What to work on ▸
Among the entries below, find the lines with "Shoulder" and copy them.

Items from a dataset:

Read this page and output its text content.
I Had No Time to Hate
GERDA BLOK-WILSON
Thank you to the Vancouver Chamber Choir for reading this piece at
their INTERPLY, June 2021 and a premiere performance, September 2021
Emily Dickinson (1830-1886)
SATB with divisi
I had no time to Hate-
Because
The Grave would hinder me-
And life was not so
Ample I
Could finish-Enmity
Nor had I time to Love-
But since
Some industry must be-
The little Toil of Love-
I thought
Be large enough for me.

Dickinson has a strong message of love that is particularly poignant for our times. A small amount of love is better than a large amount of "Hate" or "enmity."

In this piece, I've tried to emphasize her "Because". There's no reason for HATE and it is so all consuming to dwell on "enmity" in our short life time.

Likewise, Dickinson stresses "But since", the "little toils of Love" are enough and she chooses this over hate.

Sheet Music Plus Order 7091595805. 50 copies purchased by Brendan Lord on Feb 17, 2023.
==
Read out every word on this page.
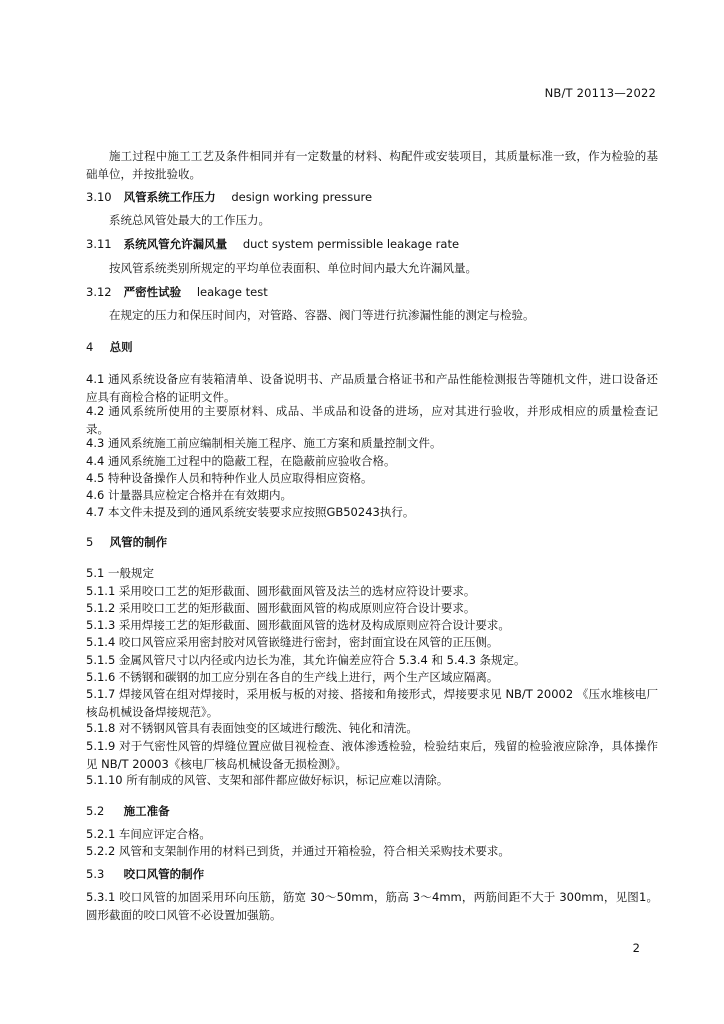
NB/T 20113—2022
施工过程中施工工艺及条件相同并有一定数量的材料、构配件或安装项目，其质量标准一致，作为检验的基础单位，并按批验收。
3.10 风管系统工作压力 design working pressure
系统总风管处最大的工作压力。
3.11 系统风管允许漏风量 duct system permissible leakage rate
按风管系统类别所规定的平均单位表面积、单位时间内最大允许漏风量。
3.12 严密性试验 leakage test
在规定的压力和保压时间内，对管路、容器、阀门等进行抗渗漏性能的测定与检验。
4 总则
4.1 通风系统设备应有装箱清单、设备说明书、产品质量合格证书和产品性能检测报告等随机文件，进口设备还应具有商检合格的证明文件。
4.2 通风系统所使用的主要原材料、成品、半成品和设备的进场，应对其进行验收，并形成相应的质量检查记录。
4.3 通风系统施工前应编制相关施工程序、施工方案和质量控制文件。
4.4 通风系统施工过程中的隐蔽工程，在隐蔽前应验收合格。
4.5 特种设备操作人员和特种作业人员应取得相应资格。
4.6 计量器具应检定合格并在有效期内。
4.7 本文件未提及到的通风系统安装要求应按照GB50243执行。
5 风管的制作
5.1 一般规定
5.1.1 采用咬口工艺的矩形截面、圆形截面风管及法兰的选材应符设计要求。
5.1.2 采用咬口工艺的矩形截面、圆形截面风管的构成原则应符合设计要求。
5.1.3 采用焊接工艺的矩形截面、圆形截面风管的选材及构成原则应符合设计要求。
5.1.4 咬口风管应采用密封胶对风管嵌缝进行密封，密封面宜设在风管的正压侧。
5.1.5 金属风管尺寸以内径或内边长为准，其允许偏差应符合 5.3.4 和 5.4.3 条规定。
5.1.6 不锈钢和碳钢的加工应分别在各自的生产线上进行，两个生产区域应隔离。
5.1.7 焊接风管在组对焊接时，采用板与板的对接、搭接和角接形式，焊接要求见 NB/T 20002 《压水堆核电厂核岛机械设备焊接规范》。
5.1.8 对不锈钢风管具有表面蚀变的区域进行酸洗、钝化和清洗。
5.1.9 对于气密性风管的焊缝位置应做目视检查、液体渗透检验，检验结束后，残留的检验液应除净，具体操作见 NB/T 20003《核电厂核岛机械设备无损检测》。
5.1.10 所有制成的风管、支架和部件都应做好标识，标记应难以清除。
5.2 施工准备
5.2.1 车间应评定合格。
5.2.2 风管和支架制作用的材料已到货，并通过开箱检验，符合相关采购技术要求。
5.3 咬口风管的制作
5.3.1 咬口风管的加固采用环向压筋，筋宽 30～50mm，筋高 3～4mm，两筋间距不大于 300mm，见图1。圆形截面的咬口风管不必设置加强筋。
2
...
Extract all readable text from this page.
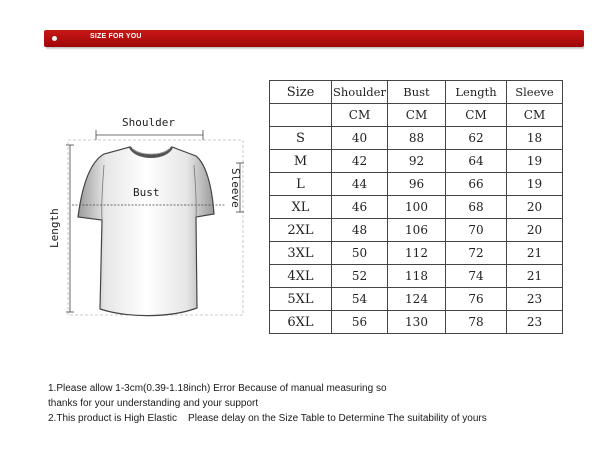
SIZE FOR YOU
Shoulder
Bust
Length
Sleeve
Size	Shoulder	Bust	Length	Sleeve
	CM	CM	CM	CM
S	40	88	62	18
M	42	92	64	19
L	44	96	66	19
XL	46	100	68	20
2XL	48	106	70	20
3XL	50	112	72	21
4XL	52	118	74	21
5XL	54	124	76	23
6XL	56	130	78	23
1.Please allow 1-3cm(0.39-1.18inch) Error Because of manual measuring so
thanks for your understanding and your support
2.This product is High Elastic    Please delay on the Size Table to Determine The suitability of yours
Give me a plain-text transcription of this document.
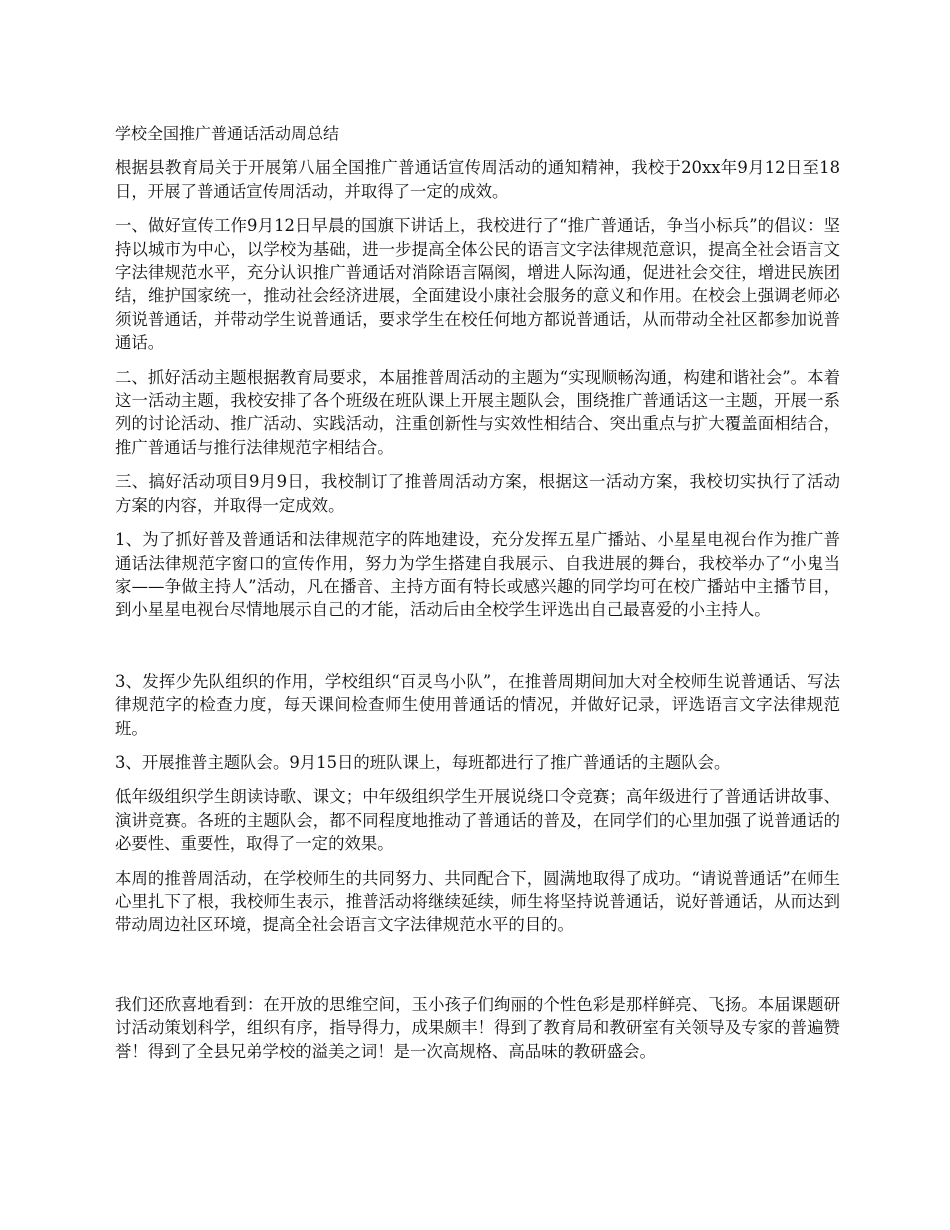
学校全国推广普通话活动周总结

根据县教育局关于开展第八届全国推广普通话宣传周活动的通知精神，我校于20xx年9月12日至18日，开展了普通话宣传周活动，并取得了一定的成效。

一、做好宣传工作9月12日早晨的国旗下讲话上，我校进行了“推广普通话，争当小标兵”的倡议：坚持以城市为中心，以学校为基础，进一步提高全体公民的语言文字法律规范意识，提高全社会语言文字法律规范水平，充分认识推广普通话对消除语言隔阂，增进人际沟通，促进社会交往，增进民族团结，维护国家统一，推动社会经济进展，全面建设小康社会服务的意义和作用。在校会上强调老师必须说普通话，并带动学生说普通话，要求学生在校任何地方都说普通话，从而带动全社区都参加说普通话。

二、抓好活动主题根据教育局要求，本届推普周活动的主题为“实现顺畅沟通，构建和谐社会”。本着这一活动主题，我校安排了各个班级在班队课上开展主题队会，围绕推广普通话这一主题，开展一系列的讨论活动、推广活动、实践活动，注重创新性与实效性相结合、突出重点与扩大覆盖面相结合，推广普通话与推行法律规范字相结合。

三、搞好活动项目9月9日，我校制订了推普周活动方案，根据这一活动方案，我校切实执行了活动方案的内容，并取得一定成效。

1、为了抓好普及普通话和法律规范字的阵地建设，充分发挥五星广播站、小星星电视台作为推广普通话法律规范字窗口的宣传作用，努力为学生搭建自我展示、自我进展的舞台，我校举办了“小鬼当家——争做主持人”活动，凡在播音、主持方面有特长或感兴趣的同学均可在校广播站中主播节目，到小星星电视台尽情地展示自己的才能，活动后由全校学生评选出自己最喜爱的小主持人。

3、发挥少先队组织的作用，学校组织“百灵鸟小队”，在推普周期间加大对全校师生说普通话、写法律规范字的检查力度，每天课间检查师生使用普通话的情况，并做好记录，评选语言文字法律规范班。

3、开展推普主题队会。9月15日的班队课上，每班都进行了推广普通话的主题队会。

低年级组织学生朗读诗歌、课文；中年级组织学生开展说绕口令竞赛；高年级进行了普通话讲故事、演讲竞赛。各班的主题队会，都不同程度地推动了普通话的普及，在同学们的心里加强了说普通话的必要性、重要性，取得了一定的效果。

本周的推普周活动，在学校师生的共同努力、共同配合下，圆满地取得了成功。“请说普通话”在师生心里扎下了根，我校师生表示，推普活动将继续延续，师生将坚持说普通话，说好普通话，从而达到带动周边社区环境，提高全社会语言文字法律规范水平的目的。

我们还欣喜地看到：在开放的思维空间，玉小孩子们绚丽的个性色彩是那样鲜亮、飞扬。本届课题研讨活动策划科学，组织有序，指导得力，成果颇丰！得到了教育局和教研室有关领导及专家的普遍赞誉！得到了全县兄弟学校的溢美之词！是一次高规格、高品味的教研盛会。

Answer to the task ▸
Shoulder
Size	Shoulder	Bust	Length	Sleeve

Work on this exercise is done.